Data extracted from a collection:
-------------------------

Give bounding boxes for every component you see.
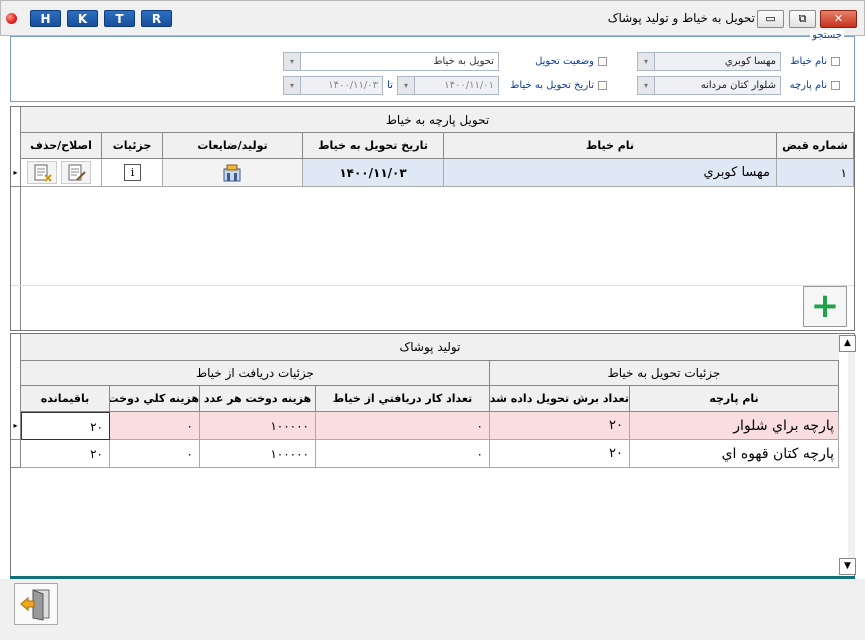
cell-delivery-date[interactable]: ۱۴۰۰/۱۱/۰۳ xyxy=(303,159,444,187)
hotkey-k-button[interactable]: K xyxy=(67,10,98,27)
col-received-count[interactable]: تعداد کار دريافتي از خياط xyxy=(316,386,490,412)
cell-fabric-name[interactable]: پارچه براي شلوار xyxy=(630,412,839,440)
group-delivery-details: جزئيات تحويل به خياط xyxy=(490,361,839,386)
exit-door-icon xyxy=(20,589,50,621)
col-edit-delete[interactable]: اصلاح/حذف xyxy=(21,133,102,159)
delivery-date-label: تاريخ تحويل به خياط xyxy=(510,80,594,91)
production-icon xyxy=(223,164,241,182)
col-delivery-date[interactable]: تاريخ تحويل به خياط xyxy=(303,133,444,159)
production-grid: توليد پوشاک جزئيات تحويل به خياط جزئيات … xyxy=(10,333,856,577)
window-title: تحويل به خياط و توليد پوشاک xyxy=(607,11,755,25)
delete-button[interactable] xyxy=(27,161,57,184)
hotkey-t-button[interactable]: T xyxy=(104,10,135,27)
col-unit-cost[interactable]: هزينه دوخت هر عدد xyxy=(200,386,316,412)
exit-button[interactable] xyxy=(14,583,58,625)
delivery-status-label: وضعيت تحويل xyxy=(535,56,594,67)
fabric-name-checkbox[interactable] xyxy=(831,81,840,90)
delivery-grid: تحويل پارچه به خياط شماره قبض نام خياط ت… xyxy=(10,106,855,331)
chevron-down-icon: ▾ xyxy=(638,77,655,94)
production-grid-caption: توليد پوشاک xyxy=(21,334,839,361)
col-cut-count[interactable]: تعداد برش تحويل داده شده xyxy=(490,386,630,412)
date-to-label: تا xyxy=(387,80,393,91)
fabric-name-label: نام پارچه xyxy=(789,80,827,91)
delivery-status-checkbox[interactable] xyxy=(598,57,607,66)
minimize-button[interactable]: ▭ xyxy=(757,10,784,28)
details-button[interactable]: i xyxy=(102,159,163,187)
search-legend: جستجو xyxy=(810,30,844,41)
delivery-status-combo[interactable]: ▾ تحويل به خياط xyxy=(283,52,499,71)
footer-panel xyxy=(0,579,865,640)
cell-remaining[interactable]: ۲۰ xyxy=(21,412,110,440)
delivery-grid-caption: تحويل پارچه به خياط xyxy=(21,107,854,133)
tailor-name-combo[interactable]: ▾ مهسا کوبري xyxy=(637,52,781,71)
delivery-date-checkbox[interactable] xyxy=(598,81,607,90)
cell-total-cost[interactable]: ۰ xyxy=(110,412,200,440)
app-icon xyxy=(6,13,17,24)
hotkey-r-button[interactable]: R xyxy=(141,10,172,27)
cell-receipt-no[interactable]: ۱ xyxy=(777,159,854,187)
row-pointer-icon: ▸ xyxy=(11,412,21,440)
col-production-waste[interactable]: توليد/ضايعات xyxy=(163,133,303,159)
col-receipt-no[interactable]: شماره قبض xyxy=(777,133,854,159)
col-remaining[interactable]: باقيمانده xyxy=(21,386,110,412)
edit-button[interactable] xyxy=(61,161,91,184)
cell-remaining[interactable]: ۲۰ xyxy=(21,440,110,468)
tailor-name-label: نام خياط xyxy=(790,56,827,67)
cell-tailor-name[interactable]: مهسا کوبري xyxy=(444,159,777,187)
chevron-down-icon: ▾ xyxy=(284,53,301,70)
date-from-picker[interactable]: ▾ ۱۴۰۰/۱۱/۰۱ xyxy=(397,76,499,95)
row-indicator-column xyxy=(11,107,21,330)
cell-cut-count[interactable]: ۲۰ xyxy=(490,440,630,468)
edit-delete-cell xyxy=(21,159,102,187)
date-to-picker[interactable]: ▾ ۱۴۰۰/۱۱/۰۳ xyxy=(283,76,383,95)
close-button[interactable]: ✕ xyxy=(820,10,857,28)
cell-cut-count[interactable]: ۲۰ xyxy=(490,412,630,440)
group-receipt-details: جزئيات دريافت از خياط xyxy=(21,361,490,386)
date-to-value: ۱۴۰۰/۱۱/۰۳ xyxy=(328,80,378,91)
col-tailor-name[interactable]: نام خياط xyxy=(444,133,777,159)
tailor-name-checkbox[interactable] xyxy=(831,57,840,66)
row-pointer-icon: ▸ xyxy=(11,159,21,187)
cell-received-count[interactable]: ۰ xyxy=(316,412,490,440)
date-from-value: ۱۴۰۰/۱۱/۰۱ xyxy=(444,80,494,91)
col-total-cost[interactable]: هزينه کلي دوخت xyxy=(110,386,200,412)
edit-icon xyxy=(68,164,86,181)
add-button[interactable]: + xyxy=(803,286,847,327)
col-fabric-name[interactable]: نام پارچه xyxy=(630,386,839,412)
delete-icon xyxy=(34,164,52,182)
production-waste-button[interactable] xyxy=(163,159,303,187)
col-details[interactable]: جزئيات xyxy=(102,133,163,159)
search-group: جستجو نام خياط ▾ مهسا کوبري وضعيت تحويل … xyxy=(10,30,855,102)
maximize-button[interactable]: ⧉ xyxy=(789,10,816,28)
grid1-footer-divider xyxy=(11,285,854,286)
delivery-status-value: تحويل به خياط xyxy=(433,56,494,67)
fabric-name-value: شلوار کتان مردانه xyxy=(700,80,776,91)
fabric-name-combo[interactable]: ▾ شلوار کتان مردانه xyxy=(637,76,781,95)
chevron-down-icon: ▾ xyxy=(284,77,301,94)
chevron-down-icon: ▾ xyxy=(638,53,655,70)
vertical-scrollbar[interactable] xyxy=(848,335,855,575)
scroll-down-button[interactable]: ▼ xyxy=(839,558,856,575)
cell-unit-cost[interactable]: ۱۰۰۰۰۰ xyxy=(200,440,316,468)
tailor-name-value: مهسا کوبري xyxy=(724,56,776,67)
cell-received-count[interactable]: ۰ xyxy=(316,440,490,468)
cell-fabric-name[interactable]: پارچه کتان قهوه اي xyxy=(630,440,839,468)
chevron-down-icon: ▾ xyxy=(398,77,415,94)
hotkey-h-button[interactable]: H xyxy=(30,10,61,27)
row-indicator xyxy=(11,440,21,468)
cell-unit-cost[interactable]: ۱۰۰۰۰۰ xyxy=(200,412,316,440)
scroll-up-button[interactable]: ▲ xyxy=(839,335,856,352)
cell-total-cost[interactable]: ۰ xyxy=(110,440,200,468)
info-icon: i xyxy=(124,164,141,181)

-------------------------

**What this task involves**:
Return every line of the records above that contains the string "پارچه".

**Solution for this task**:
cell-fabric-name[interactable]: پارچه براي شلوار xyxy=(630,412,839,440)
delivery-grid: تحويل پارچه به خياط شماره قبض نام خياط ت… xyxy=(10,106,855,331)
fabric-name-label: نام پارچه xyxy=(789,80,827,91)
delivery-grid-caption: تحويل پارچه به خياط xyxy=(21,107,854,133)
col-fabric-name[interactable]: نام پارچه xyxy=(630,386,839,412)
cell-fabric-name[interactable]: پارچه کتان قهوه اي xyxy=(630,440,839,468)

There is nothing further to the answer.